**Task objective**
Your reply should be a single number: how many lines contain the string "color".

* Start Entries *

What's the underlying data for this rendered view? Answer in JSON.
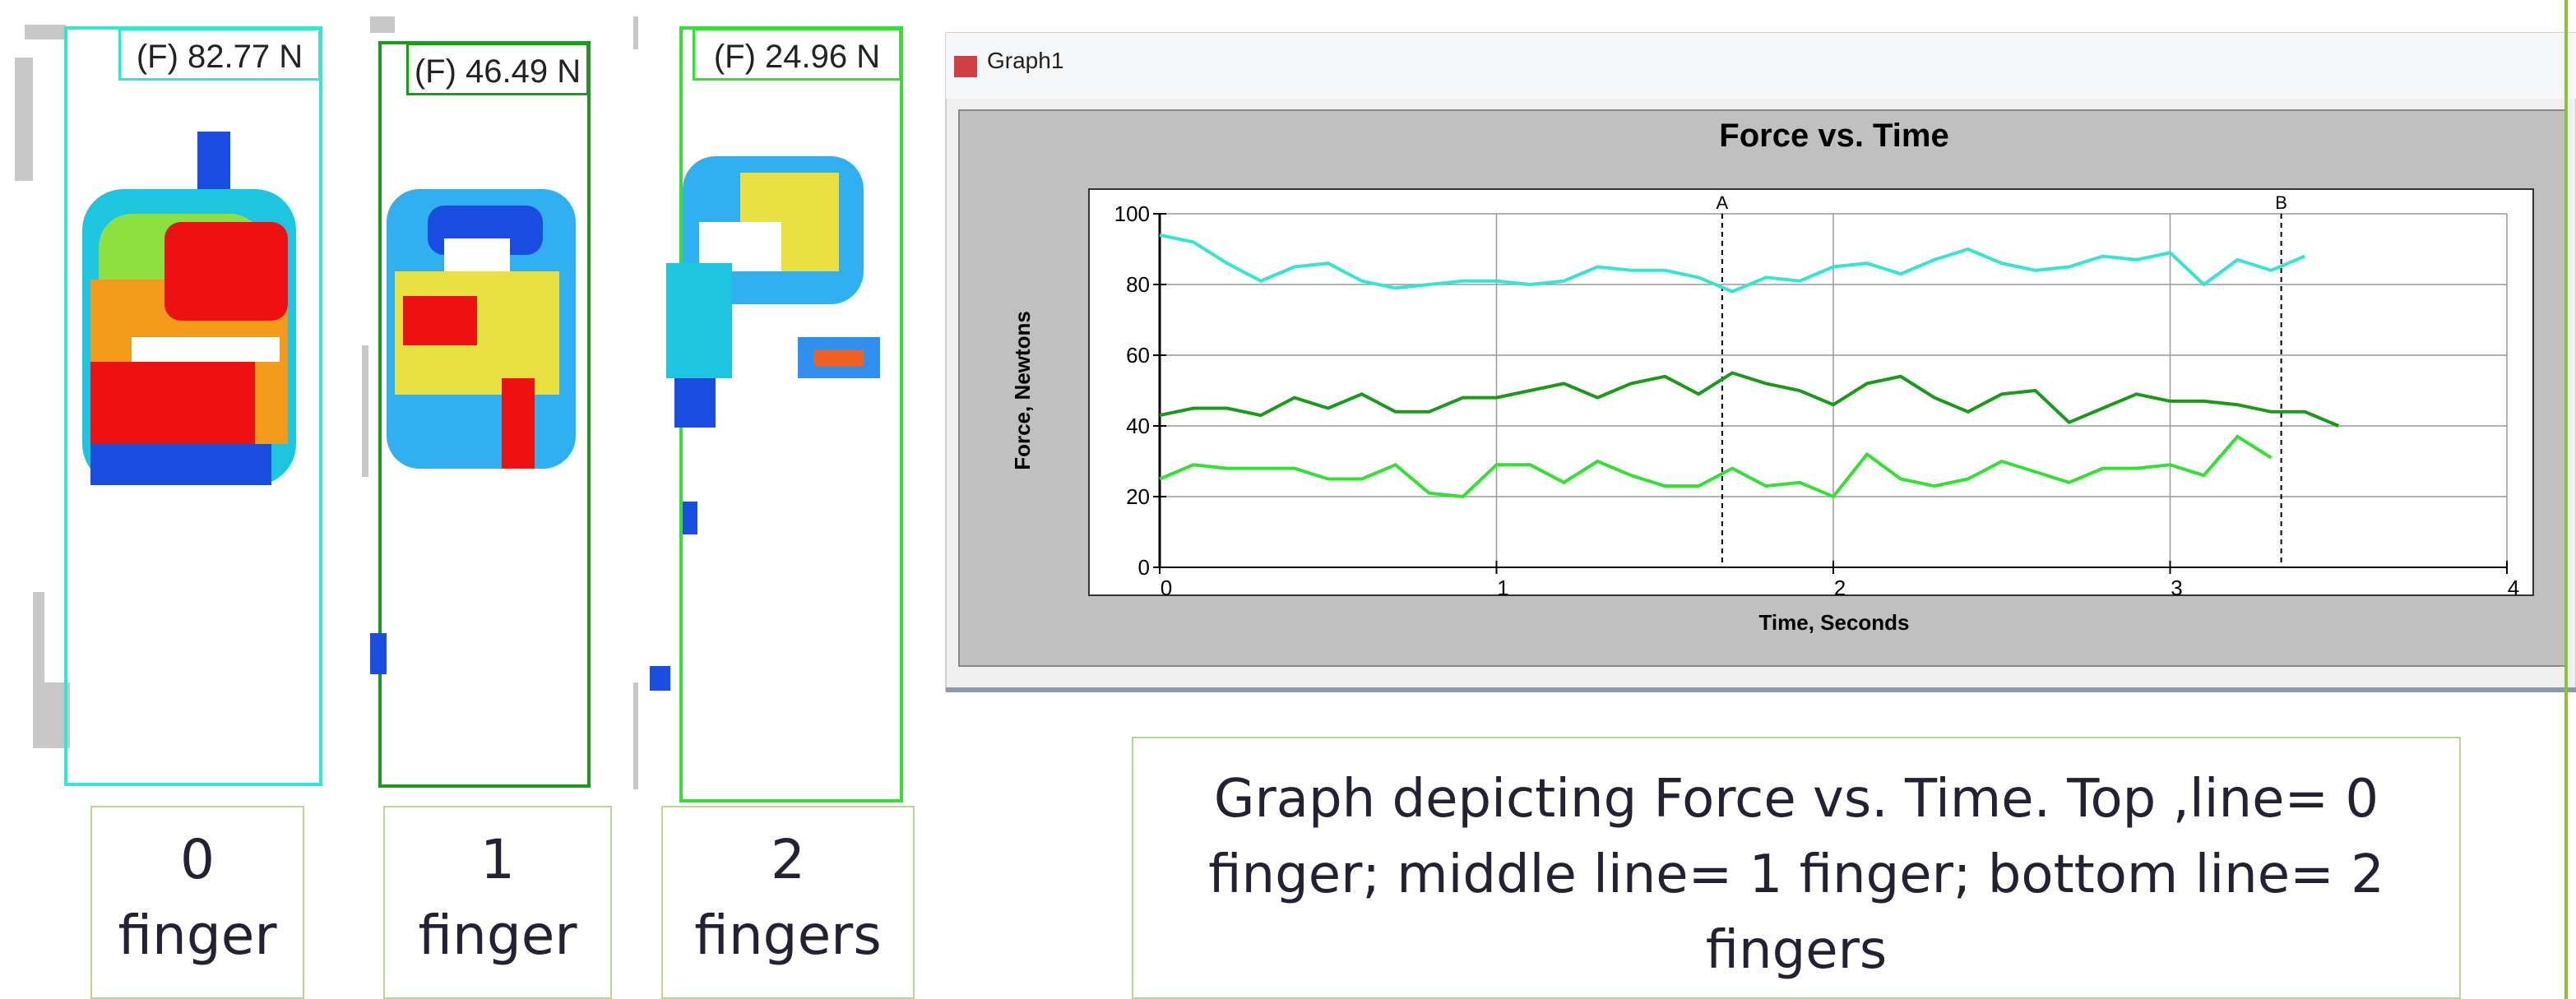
{
  "panels": [
    {
      "force": "(F) 82.77 N",
      "label": "0\nfinger"
    },
    {
      "force": "(F) 46.49 N",
      "label": "1\nfinger"
    },
    {
      "force": "(F) 24.96 N",
      "label": "2\nfingers"
    }
  ],
  "window": {
    "title": "Graph1"
  },
  "caption": "Graph depicting Force vs. Time. Top ,line= 0 finger; middle line= 1 finger; bottom line= 2 fingers",
  "chart_data": {
    "type": "line",
    "title": "Force vs. Time",
    "x_label": "Time, Seconds",
    "y_label": "Force, Newtons",
    "x": [
      0,
      0.1,
      0.2,
      0.3,
      0.4,
      0.5,
      0.6,
      0.7,
      0.8,
      0.9,
      1,
      1.1,
      1.2,
      1.3,
      1.4,
      1.5,
      1.6,
      1.7,
      1.8,
      1.9,
      2,
      2.1,
      2.2,
      2.3,
      2.4,
      2.5,
      2.6,
      2.7,
      2.8,
      2.9,
      3,
      3.1,
      3.2,
      3.3,
      3.4,
      3.5
    ],
    "series": [
      {
        "color": "#33e6d0",
        "values": [
          94,
          92,
          86,
          81,
          85,
          86,
          81,
          79,
          80,
          81,
          81,
          80,
          81,
          85,
          84,
          84,
          82,
          78,
          82,
          81,
          85,
          86,
          83,
          87,
          90,
          86,
          84,
          85,
          88,
          87,
          89,
          80,
          87,
          84,
          88,
          null
        ]
      },
      {
        "color": "#1a9a1a",
        "values": [
          43,
          45,
          45,
          43,
          48,
          45,
          49,
          44,
          44,
          48,
          48,
          50,
          52,
          48,
          52,
          54,
          49,
          55,
          52,
          50,
          46,
          52,
          54,
          48,
          44,
          49,
          50,
          41,
          45,
          49,
          47,
          47,
          46,
          44,
          44,
          40
        ]
      },
      {
        "color": "#33e033",
        "values": [
          25,
          29,
          28,
          28,
          28,
          25,
          25,
          29,
          21,
          20,
          29,
          29,
          24,
          30,
          26,
          23,
          23,
          28,
          23,
          24,
          20,
          32,
          25,
          23,
          25,
          30,
          27,
          24,
          28,
          28,
          29,
          26,
          37,
          31,
          null,
          null
        ]
      }
    ],
    "markers": [
      {
        "label": "A",
        "x": 1.67
      },
      {
        "label": "B",
        "x": 3.33
      }
    ],
    "xlim": [
      0,
      4
    ],
    "xticks": [
      0,
      1,
      2,
      3,
      4
    ],
    "ylim": [
      0,
      100
    ],
    "yticks": [
      0,
      20,
      40,
      60,
      80,
      100
    ],
    "grid": true
  }
}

* End Entries *

**Finished answer**
3